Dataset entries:
>> Start
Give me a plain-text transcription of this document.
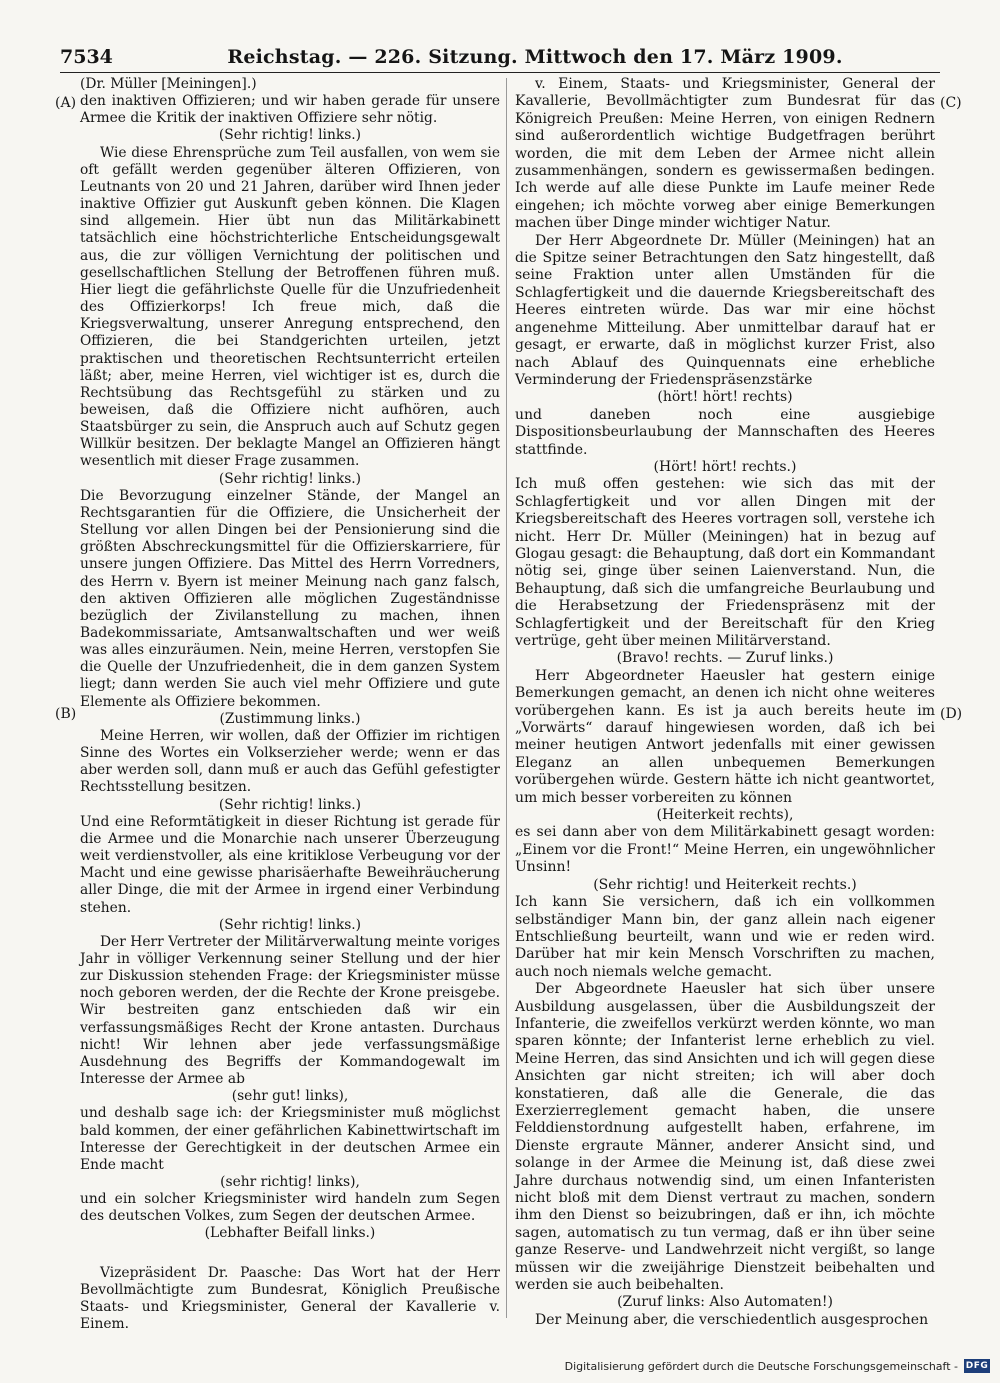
7534	Reichstag. — 226. Sitzung. Mittwoch den 17. März 1909.
(A)
(B)
(C)
(D)

(Dr. Müller [Meiningen].)

den inaktiven Offizieren; und wir haben gerade für unsere Armee die Kritik der inaktiven Offiziere sehr nötig.

(Sehr richtig! links.)

Wie diese Ehrensprüche zum Teil ausfallen, von wem sie oft gefällt werden gegenüber älteren Offizieren, von Leutnants von 20 und 21 Jahren, darüber wird Ihnen jeder inaktive Offizier gut Auskunft geben können. Die Klagen sind allgemein. Hier übt nun das Militärkabinett tatsächlich eine höchstrichterliche Entscheidungsgewalt aus, die zur völligen Vernichtung der politischen und gesellschaftlichen Stellung der Betroffenen führen muß. Hier liegt die gefährlichste Quelle für die Unzufriedenheit des Offizierkorps! Ich freue mich, daß die Kriegsverwaltung, unserer Anregung entsprechend, den Offizieren, die bei Standgerichten urteilen, jetzt praktischen und theoretischen Rechtsunterricht erteilen läßt; aber, meine Herren, viel wichtiger ist es, durch die Rechtsübung das Rechtsgefühl zu stärken und zu beweisen, daß die Offiziere nicht aufhören, auch Staatsbürger zu sein, die Anspruch auch auf Schutz gegen Willkür besitzen. Der beklagte Mangel an Offizieren hängt wesentlich mit dieser Frage zusammen.

(Sehr richtig! links.)

Die Bevorzugung einzelner Stände, der Mangel an Rechtsgarantien für die Offiziere, die Unsicherheit der Stellung vor allen Dingen bei der Pensionierung sind die größten Abschreckungsmittel für die Offizierskarriere, für unsere jungen Offiziere. Das Mittel des Herrn Vorredners, des Herrn v. Byern ist meiner Meinung nach ganz falsch, den aktiven Offizieren alle möglichen Zugeständnisse bezüglich der Zivilanstellung zu machen, ihnen Badekommissariate, Amtsanwaltschaften und wer weiß was alles einzuräumen. Nein, meine Herren, verstopfen Sie die Quelle der Unzufriedenheit, die in dem ganzen System liegt; dann werden Sie auch viel mehr Offiziere und gute Elemente als Offiziere bekommen.

(Zustimmung links.)

Meine Herren, wir wollen, daß der Offizier im richtigen Sinne des Wortes ein Volkserzieher werde; wenn er das aber werden soll, dann muß er auch das Gefühl gefestigter Rechtsstellung besitzen.

(Sehr richtig! links.)

Und eine Reformtätigkeit in dieser Richtung ist gerade für die Armee und die Monarchie nach unserer Überzeugung weit verdienstvoller, als eine kritiklose Verbeugung vor der Macht und eine gewisse pharisäerhafte Beweihräucherung aller Dinge, die mit der Armee in irgend einer Verbindung stehen.

(Sehr richtig! links.)

Der Herr Vertreter der Militärverwaltung meinte voriges Jahr in völliger Verkennung seiner Stellung und der hier zur Diskussion stehenden Frage: der Kriegsminister müsse noch geboren werden, der die Rechte der Krone preisgebe. Wir bestreiten ganz entschieden daß wir ein verfassungsmäßiges Recht der Krone antasten. Durchaus nicht! Wir lehnen aber jede verfassungsmäßige Ausdehnung des Begriffs der Kommandogewalt im Interesse der Armee ab

(sehr gut! links),

und deshalb sage ich: der Kriegsminister muß möglichst bald kommen, der einer gefährlichen Kabinettwirtschaft im Interesse der Gerechtigkeit in der deutschen Armee ein Ende macht

(sehr richtig! links),

und ein solcher Kriegsminister wird handeln zum Segen des deutschen Volkes, zum Segen der deutschen Armee.

(Lebhafter Beifall links.)

Vizepräsident Dr. Paasche: Das Wort hat der Herr Bevollmächtigte zum Bundesrat, Königlich Preußische Staats- und Kriegsminister, General der Kavallerie v. Einem.

v. Einem, Staats- und Kriegsminister, General der Kavallerie, Bevollmächtigter zum Bundesrat für das Königreich Preußen: Meine Herren, von einigen Rednern sind außerordentlich wichtige Budgetfragen berührt worden, die mit dem Leben der Armee nicht allein zusammenhängen, sondern es gewissermaßen bedingen. Ich werde auf alle diese Punkte im Laufe meiner Rede eingehen; ich möchte vorweg aber einige Bemerkungen machen über Dinge minder wichtiger Natur.

Der Herr Abgeordnete Dr. Müller (Meiningen) hat an die Spitze seiner Betrachtungen den Satz hingestellt, daß seine Fraktion unter allen Umständen für die Schlagfertigkeit und die dauernde Kriegsbereitschaft des Heeres eintreten würde. Das war mir eine höchst angenehme Mitteilung. Aber unmittelbar darauf hat er gesagt, er erwarte, daß in möglichst kurzer Frist, also nach Ablauf des Quinquennats eine erhebliche Verminderung der Friedenspräsenzstärke

(hört! hört! rechts)

und daneben noch eine ausgiebige Dispositionsbeurlaubung der Mannschaften des Heeres stattfinde.

(Hört! hört! rechts.)

Ich muß offen gestehen: wie sich das mit der Schlagfertigkeit und vor allen Dingen mit der Kriegsbereitschaft des Heeres vortragen soll, verstehe ich nicht. Herr Dr. Müller (Meiningen) hat in bezug auf Glogau gesagt: die Behauptung, daß dort ein Kommandant nötig sei, ginge über seinen Laienverstand. Nun, die Behauptung, daß sich die umfangreiche Beurlaubung und die Herabsetzung der Friedenspräsenz mit der Schlagfertigkeit und der Bereitschaft für den Krieg vertrüge, geht über meinen Militärverstand.

(Bravo! rechts. — Zuruf links.)

Herr Abgeordneter Haeusler hat gestern einige Bemerkungen gemacht, an denen ich nicht ohne weiteres vorübergehen kann. Es ist ja auch bereits heute im „Vorwärts“ darauf hingewiesen worden, daß ich bei meiner heutigen Antwort jedenfalls mit einer gewissen Eleganz an allen unbequemen Bemerkungen vorübergehen würde. Gestern hätte ich nicht geantwortet, um mich besser vorbereiten zu können

(Heiterkeit rechts),

es sei dann aber von dem Militärkabinett gesagt worden: „Einem vor die Front!“ Meine Herren, ein ungewöhnlicher Unsinn!

(Sehr richtig! und Heiterkeit rechts.)

Ich kann Sie versichern, daß ich ein vollkommen selbständiger Mann bin, der ganz allein nach eigener Entschließung beurteilt, wann und wie er reden wird. Darüber hat mir kein Mensch Vorschriften zu machen, auch noch niemals welche gemacht.

Der Abgeordnete Haeusler hat sich über unsere Ausbildung ausgelassen, über die Ausbildungszeit der Infanterie, die zweifellos verkürzt werden könnte, wo man sparen könnte; der Infanterist lerne erheblich zu viel. Meine Herren, das sind Ansichten und ich will gegen diese Ansichten gar nicht streiten; ich will aber doch konstatieren, daß alle die Generale, die das Exerzierreglement gemacht haben, die unsere Felddienstordnung aufgestellt haben, erfahrene, im Dienste ergraute Männer, anderer Ansicht sind, und solange in der Armee die Meinung ist, daß diese zwei Jahre durchaus notwendig sind, um einen Infanteristen nicht bloß mit dem Dienst vertraut zu machen, sondern ihm den Dienst so beizubringen, daß er ihn, ich möchte sagen, automatisch zu tun vermag, daß er ihn über seine ganze Reserve- und Landwehrzeit nicht vergißt, so lange müssen wir die zweijährige Dienstzeit beibehalten und werden sie auch beibehalten.

(Zuruf links: Also Automaten!)

Der Meinung aber, die verschiedentlich ausgesprochen

Digitalisierung gefördert durch die Deutsche Forschungsgemeinschaft - DFG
>> End
### Task prompt
Extract the full listing above verbatim; pictures are to be left out of the copy.

### Written answer
Give me a plain-text transcription of this document.
7534	Reichstag. — 226. Sitzung. Mittwoch den 17. März 1909.
(A)
(B)
(C)
(D)

(Dr. Müller [Meiningen].)

den inaktiven Offizieren; und wir haben gerade für unsere Armee die Kritik der inaktiven Offiziere sehr nötig.

(Sehr richtig! links.)

Wie diese Ehrensprüche zum Teil ausfallen, von wem sie oft gefällt werden gegenüber älteren Offizieren, von Leutnants von 20 und 21 Jahren, darüber wird Ihnen jeder inaktive Offizier gut Auskunft geben können. Die Klagen sind allgemein. Hier übt nun das Militärkabinett tatsächlich eine höchstrichterliche Entscheidungsgewalt aus, die zur völligen Vernichtung der politischen und gesellschaftlichen Stellung der Betroffenen führen muß. Hier liegt die gefährlichste Quelle für die Unzufriedenheit des Offizierkorps! Ich freue mich, daß die Kriegsverwaltung, unserer Anregung entsprechend, den Offizieren, die bei Standgerichten urteilen, jetzt praktischen und theoretischen Rechtsunterricht erteilen läßt; aber, meine Herren, viel wichtiger ist es, durch die Rechtsübung das Rechtsgefühl zu stärken und zu beweisen, daß die Offiziere nicht aufhören, auch Staatsbürger zu sein, die Anspruch auch auf Schutz gegen Willkür besitzen. Der beklagte Mangel an Offizieren hängt wesentlich mit dieser Frage zusammen.

(Sehr richtig! links.)

Die Bevorzugung einzelner Stände, der Mangel an Rechtsgarantien für die Offiziere, die Unsicherheit der Stellung vor allen Dingen bei der Pensionierung sind die größten Abschreckungsmittel für die Offizierskarriere, für unsere jungen Offiziere. Das Mittel des Herrn Vorredners, des Herrn v. Byern ist meiner Meinung nach ganz falsch, den aktiven Offizieren alle möglichen Zugeständnisse bezüglich der Zivilanstellung zu machen, ihnen Badekommissariate, Amtsanwaltschaften und wer weiß was alles einzuräumen. Nein, meine Herren, verstopfen Sie die Quelle der Unzufriedenheit, die in dem ganzen System liegt; dann werden Sie auch viel mehr Offiziere und gute Elemente als Offiziere bekommen.

(Zustimmung links.)

Meine Herren, wir wollen, daß der Offizier im richtigen Sinne des Wortes ein Volkserzieher werde; wenn er das aber werden soll, dann muß er auch das Gefühl gefestigter Rechtsstellung besitzen.

(Sehr richtig! links.)

Und eine Reformtätigkeit in dieser Richtung ist gerade für die Armee und die Monarchie nach unserer Überzeugung weit verdienstvoller, als eine kritiklose Verbeugung vor der Macht und eine gewisse pharisäerhafte Beweihräucherung aller Dinge, die mit der Armee in irgend einer Verbindung stehen.

(Sehr richtig! links.)

Der Herr Vertreter der Militärverwaltung meinte voriges Jahr in völliger Verkennung seiner Stellung und der hier zur Diskussion stehenden Frage: der Kriegsminister müsse noch geboren werden, der die Rechte der Krone preisgebe. Wir bestreiten ganz entschieden daß wir ein verfassungsmäßiges Recht der Krone antasten. Durchaus nicht! Wir lehnen aber jede verfassungsmäßige Ausdehnung des Begriffs der Kommandogewalt im Interesse der Armee ab

(sehr gut! links),

und deshalb sage ich: der Kriegsminister muß möglichst bald kommen, der einer gefährlichen Kabinettwirtschaft im Interesse der Gerechtigkeit in der deutschen Armee ein Ende macht

(sehr richtig! links),

und ein solcher Kriegsminister wird handeln zum Segen des deutschen Volkes, zum Segen der deutschen Armee.

(Lebhafter Beifall links.)

Vizepräsident Dr. Paasche: Das Wort hat der Herr Bevollmächtigte zum Bundesrat, Königlich Preußische Staats- und Kriegsminister, General der Kavallerie v. Einem.

v. Einem, Staats- und Kriegsminister, General der Kavallerie, Bevollmächtigter zum Bundesrat für das Königreich Preußen: Meine Herren, von einigen Rednern sind außerordentlich wichtige Budgetfragen berührt worden, die mit dem Leben der Armee nicht allein zusammenhängen, sondern es gewissermaßen bedingen. Ich werde auf alle diese Punkte im Laufe meiner Rede eingehen; ich möchte vorweg aber einige Bemerkungen machen über Dinge minder wichtiger Natur.

Der Herr Abgeordnete Dr. Müller (Meiningen) hat an die Spitze seiner Betrachtungen den Satz hingestellt, daß seine Fraktion unter allen Umständen für die Schlagfertigkeit und die dauernde Kriegsbereitschaft des Heeres eintreten würde. Das war mir eine höchst angenehme Mitteilung. Aber unmittelbar darauf hat er gesagt, er erwarte, daß in möglichst kurzer Frist, also nach Ablauf des Quinquennats eine erhebliche Verminderung der Friedenspräsenzstärke

(hört! hört! rechts)

und daneben noch eine ausgiebige Dispositionsbeurlaubung der Mannschaften des Heeres stattfinde.

(Hört! hört! rechts.)

Ich muß offen gestehen: wie sich das mit der Schlagfertigkeit und vor allen Dingen mit der Kriegsbereitschaft des Heeres vortragen soll, verstehe ich nicht. Herr Dr. Müller (Meiningen) hat in bezug auf Glogau gesagt: die Behauptung, daß dort ein Kommandant nötig sei, ginge über seinen Laienverstand. Nun, die Behauptung, daß sich die umfangreiche Beurlaubung und die Herabsetzung der Friedenspräsenz mit der Schlagfertigkeit und der Bereitschaft für den Krieg vertrüge, geht über meinen Militärverstand.

(Bravo! rechts. — Zuruf links.)

Herr Abgeordneter Haeusler hat gestern einige Bemerkungen gemacht, an denen ich nicht ohne weiteres vorübergehen kann. Es ist ja auch bereits heute im „Vorwärts“ darauf hingewiesen worden, daß ich bei meiner heutigen Antwort jedenfalls mit einer gewissen Eleganz an allen unbequemen Bemerkungen vorübergehen würde. Gestern hätte ich nicht geantwortet, um mich besser vorbereiten zu können

(Heiterkeit rechts),

es sei dann aber von dem Militärkabinett gesagt worden: „Einem vor die Front!“ Meine Herren, ein ungewöhnlicher Unsinn!

(Sehr richtig! und Heiterkeit rechts.)

Ich kann Sie versichern, daß ich ein vollkommen selbständiger Mann bin, der ganz allein nach eigener Entschließung beurteilt, wann und wie er reden wird. Darüber hat mir kein Mensch Vorschriften zu machen, auch noch niemals welche gemacht.

Der Abgeordnete Haeusler hat sich über unsere Ausbildung ausgelassen, über die Ausbildungszeit der Infanterie, die zweifellos verkürzt werden könnte, wo man sparen könnte; der Infanterist lerne erheblich zu viel. Meine Herren, das sind Ansichten und ich will gegen diese Ansichten gar nicht streiten; ich will aber doch konstatieren, daß alle die Generale, die das Exerzierreglement gemacht haben, die unsere Felddienstordnung aufgestellt haben, erfahrene, im Dienste ergraute Männer, anderer Ansicht sind, und solange in der Armee die Meinung ist, daß diese zwei Jahre durchaus notwendig sind, um einen Infanteristen nicht bloß mit dem Dienst vertraut zu machen, sondern ihm den Dienst so beizubringen, daß er ihn, ich möchte sagen, automatisch zu tun vermag, daß er ihn über seine ganze Reserve- und Landwehrzeit nicht vergißt, so lange müssen wir die zweijährige Dienstzeit beibehalten und werden sie auch beibehalten.

(Zuruf links: Also Automaten!)

Der Meinung aber, die verschiedentlich ausgesprochen

Digitalisierung gefördert durch die Deutsche Forschungsgemeinschaft - DFG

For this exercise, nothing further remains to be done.